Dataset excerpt
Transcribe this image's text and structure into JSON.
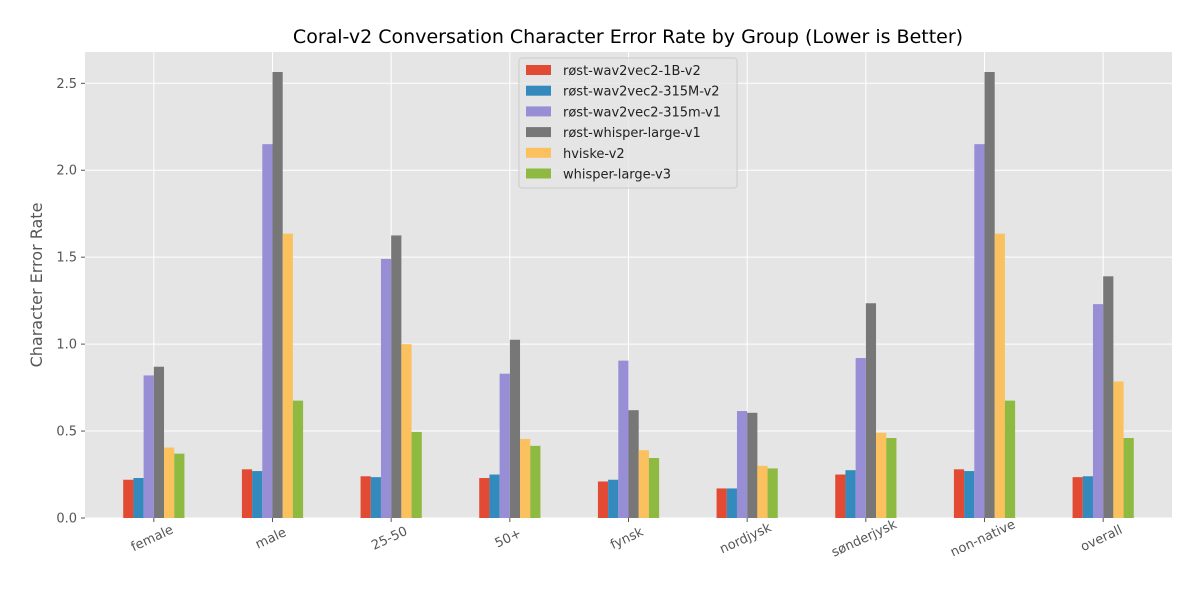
{
  "chart_data": {
    "type": "bar",
    "title": "Coral-v2 Conversation Character Error Rate by Group (Lower is Better)",
    "xlabel": "",
    "ylabel": "Character Error Rate",
    "ylim": [
      0,
      2.68
    ],
    "yticks": [
      0.0,
      0.5,
      1.0,
      1.5,
      2.0,
      2.5
    ],
    "ytick_labels": [
      "0.0",
      "0.5",
      "1.0",
      "1.5",
      "2.0",
      "2.5"
    ],
    "grid": true,
    "legend_position": "upper-center",
    "categories": [
      "female",
      "male",
      "25-50",
      "50+",
      "fynsk",
      "nordjysk",
      "sønderjysk",
      "non-native",
      "overall"
    ],
    "series": [
      {
        "name": "røst-wav2vec2-1B-v2",
        "color": "#E24A33",
        "values": [
          0.22,
          0.28,
          0.24,
          0.23,
          0.21,
          0.17,
          0.25,
          0.28,
          0.235
        ]
      },
      {
        "name": "røst-wav2vec2-315M-v2",
        "color": "#348ABD",
        "values": [
          0.23,
          0.27,
          0.235,
          0.25,
          0.22,
          0.17,
          0.275,
          0.27,
          0.24
        ]
      },
      {
        "name": "røst-wav2vec2-315m-v1",
        "color": "#988ED5",
        "values": [
          0.82,
          2.15,
          1.49,
          0.83,
          0.905,
          0.615,
          0.92,
          2.15,
          1.23
        ]
      },
      {
        "name": "røst-whisper-large-v1",
        "color": "#777777",
        "values": [
          0.87,
          2.565,
          1.625,
          1.025,
          0.62,
          0.605,
          1.235,
          2.565,
          1.39
        ]
      },
      {
        "name": "hviske-v2",
        "color": "#FBC15E",
        "values": [
          0.405,
          1.635,
          1.0,
          0.455,
          0.39,
          0.3,
          0.49,
          1.635,
          0.785
        ]
      },
      {
        "name": "whisper-large-v3",
        "color": "#8EBA42",
        "values": [
          0.37,
          0.675,
          0.495,
          0.415,
          0.345,
          0.285,
          0.46,
          0.675,
          0.46
        ]
      }
    ]
  }
}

Exercise
Which lines above contain "Error"? Show each of them.

Written answer
    "title": "Coral-v2 Conversation Character Error Rate by Group (Lower is Better)",
    "ylabel": "Character Error Rate",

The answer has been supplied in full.